* Begin Record extracts *
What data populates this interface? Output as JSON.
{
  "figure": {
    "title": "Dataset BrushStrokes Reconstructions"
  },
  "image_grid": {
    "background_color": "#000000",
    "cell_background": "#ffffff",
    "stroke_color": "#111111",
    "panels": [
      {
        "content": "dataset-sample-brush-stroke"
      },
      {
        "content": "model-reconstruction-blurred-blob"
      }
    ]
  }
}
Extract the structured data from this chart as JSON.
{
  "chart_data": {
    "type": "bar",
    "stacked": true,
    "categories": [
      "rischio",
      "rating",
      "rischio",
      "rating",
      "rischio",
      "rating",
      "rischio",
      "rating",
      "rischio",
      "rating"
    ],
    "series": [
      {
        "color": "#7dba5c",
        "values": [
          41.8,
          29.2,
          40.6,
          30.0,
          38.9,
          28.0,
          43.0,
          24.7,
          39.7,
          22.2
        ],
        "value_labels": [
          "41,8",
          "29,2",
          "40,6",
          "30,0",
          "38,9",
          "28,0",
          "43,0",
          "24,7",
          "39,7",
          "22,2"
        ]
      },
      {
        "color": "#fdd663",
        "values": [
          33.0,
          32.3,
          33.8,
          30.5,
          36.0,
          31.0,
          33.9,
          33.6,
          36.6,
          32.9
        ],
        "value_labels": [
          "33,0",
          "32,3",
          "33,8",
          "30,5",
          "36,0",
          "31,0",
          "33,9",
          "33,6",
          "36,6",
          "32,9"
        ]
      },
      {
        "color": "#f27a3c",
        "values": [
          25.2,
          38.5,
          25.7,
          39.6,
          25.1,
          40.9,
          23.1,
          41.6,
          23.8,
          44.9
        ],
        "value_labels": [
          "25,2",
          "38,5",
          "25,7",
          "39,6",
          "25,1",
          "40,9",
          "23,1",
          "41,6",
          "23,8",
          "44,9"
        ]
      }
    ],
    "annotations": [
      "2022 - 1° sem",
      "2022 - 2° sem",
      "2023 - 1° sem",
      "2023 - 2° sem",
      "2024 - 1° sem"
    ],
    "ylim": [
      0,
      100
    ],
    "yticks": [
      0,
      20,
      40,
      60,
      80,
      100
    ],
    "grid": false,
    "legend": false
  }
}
* End Record extracts *
- [Task objective]:
Show all lines from the listing above in which "this" appears.

- [The response]:
What data populates this interface? Output as JSON.
Extract the structured data from this chart as JSON.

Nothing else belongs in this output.